Select the lines of the records containing the word "giant" and list them.

================

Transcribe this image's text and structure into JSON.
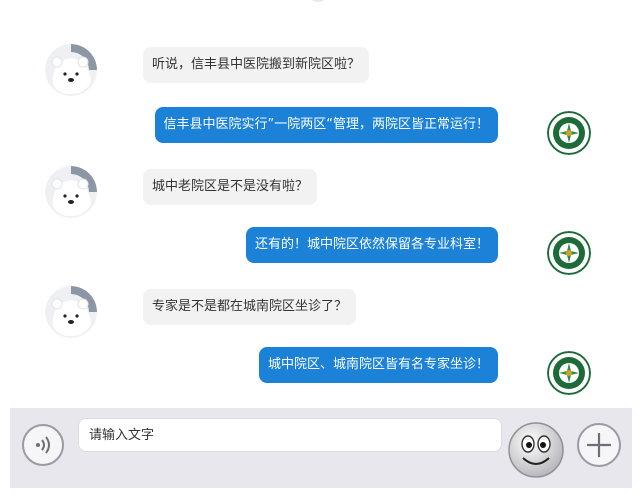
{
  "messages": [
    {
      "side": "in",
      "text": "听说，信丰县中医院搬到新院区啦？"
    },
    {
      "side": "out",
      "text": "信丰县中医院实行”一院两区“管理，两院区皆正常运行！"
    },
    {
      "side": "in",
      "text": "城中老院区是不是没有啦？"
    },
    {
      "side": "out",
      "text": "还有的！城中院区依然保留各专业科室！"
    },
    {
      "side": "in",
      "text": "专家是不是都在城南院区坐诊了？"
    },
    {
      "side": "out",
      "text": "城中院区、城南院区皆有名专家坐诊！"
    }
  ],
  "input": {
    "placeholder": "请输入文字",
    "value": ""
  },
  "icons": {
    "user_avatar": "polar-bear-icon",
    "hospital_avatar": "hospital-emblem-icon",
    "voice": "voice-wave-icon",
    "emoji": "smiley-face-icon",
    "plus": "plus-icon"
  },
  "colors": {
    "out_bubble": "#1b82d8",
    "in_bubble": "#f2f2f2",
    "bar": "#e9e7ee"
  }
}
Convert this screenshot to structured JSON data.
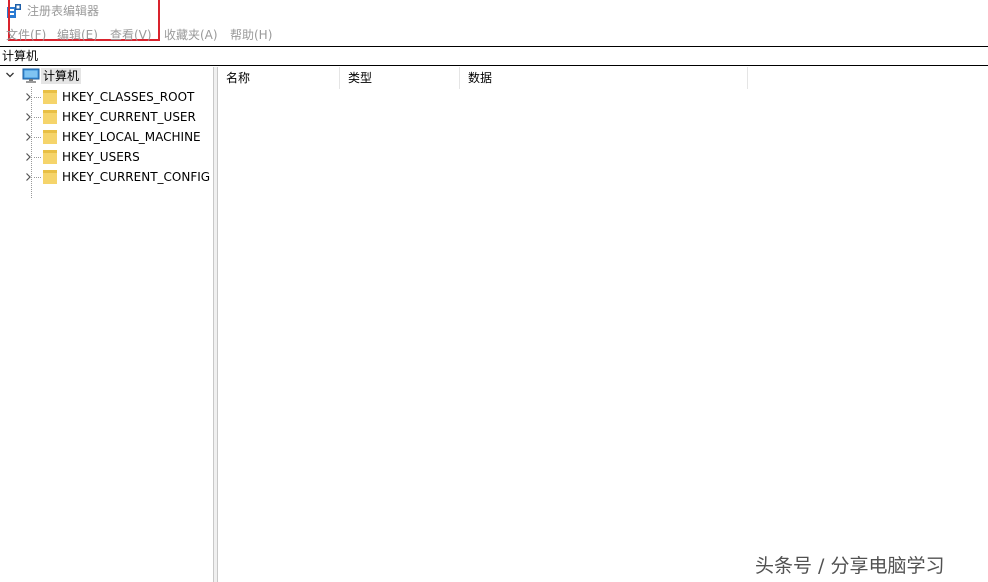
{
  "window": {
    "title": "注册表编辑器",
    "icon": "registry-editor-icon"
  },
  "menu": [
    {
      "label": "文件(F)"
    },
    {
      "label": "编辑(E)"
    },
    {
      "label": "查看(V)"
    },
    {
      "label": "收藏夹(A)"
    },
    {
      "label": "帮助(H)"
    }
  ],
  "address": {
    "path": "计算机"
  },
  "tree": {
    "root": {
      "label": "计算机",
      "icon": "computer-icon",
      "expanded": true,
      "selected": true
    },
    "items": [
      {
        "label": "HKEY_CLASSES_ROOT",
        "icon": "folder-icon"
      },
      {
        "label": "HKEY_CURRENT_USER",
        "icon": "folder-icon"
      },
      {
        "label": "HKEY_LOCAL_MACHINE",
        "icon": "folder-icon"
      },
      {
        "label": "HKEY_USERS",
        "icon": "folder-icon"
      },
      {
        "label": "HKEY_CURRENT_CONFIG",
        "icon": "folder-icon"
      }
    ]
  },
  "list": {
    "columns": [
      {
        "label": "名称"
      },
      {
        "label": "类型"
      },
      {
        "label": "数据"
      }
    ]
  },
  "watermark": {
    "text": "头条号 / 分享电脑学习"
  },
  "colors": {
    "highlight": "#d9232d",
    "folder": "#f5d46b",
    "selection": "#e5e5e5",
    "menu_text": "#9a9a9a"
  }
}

================

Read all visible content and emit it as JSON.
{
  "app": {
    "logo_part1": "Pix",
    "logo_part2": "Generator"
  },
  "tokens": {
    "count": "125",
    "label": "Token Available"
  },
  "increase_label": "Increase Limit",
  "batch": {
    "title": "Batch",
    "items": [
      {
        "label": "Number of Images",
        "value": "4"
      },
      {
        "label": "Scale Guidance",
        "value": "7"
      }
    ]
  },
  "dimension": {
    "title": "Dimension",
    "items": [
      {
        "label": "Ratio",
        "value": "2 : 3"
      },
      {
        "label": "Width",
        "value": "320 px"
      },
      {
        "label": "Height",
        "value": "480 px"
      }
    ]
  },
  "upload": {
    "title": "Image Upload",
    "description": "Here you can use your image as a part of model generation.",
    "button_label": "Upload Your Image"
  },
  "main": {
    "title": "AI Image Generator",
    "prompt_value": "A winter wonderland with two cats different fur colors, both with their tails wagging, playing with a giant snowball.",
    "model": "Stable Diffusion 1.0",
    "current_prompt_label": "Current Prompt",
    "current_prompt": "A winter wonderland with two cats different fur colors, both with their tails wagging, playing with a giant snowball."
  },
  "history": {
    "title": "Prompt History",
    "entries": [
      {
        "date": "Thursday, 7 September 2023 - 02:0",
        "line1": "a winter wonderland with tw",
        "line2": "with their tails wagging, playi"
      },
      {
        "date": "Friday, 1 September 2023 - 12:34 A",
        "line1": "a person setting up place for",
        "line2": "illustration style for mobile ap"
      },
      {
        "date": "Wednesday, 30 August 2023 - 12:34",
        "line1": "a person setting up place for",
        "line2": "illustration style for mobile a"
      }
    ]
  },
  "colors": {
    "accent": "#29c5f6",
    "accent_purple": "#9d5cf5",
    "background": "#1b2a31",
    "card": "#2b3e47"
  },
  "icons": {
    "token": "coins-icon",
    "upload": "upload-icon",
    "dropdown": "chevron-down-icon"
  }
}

================

▶ **Response to this exercise**:
    "prompt_value": "A winter wonderland with two cats different fur colors, both with their tails wagging, playing with a giant snowball.",
    "current_prompt": "A winter wonderland with two cats different fur colors, both with their tails wagging, playing with a giant snowball."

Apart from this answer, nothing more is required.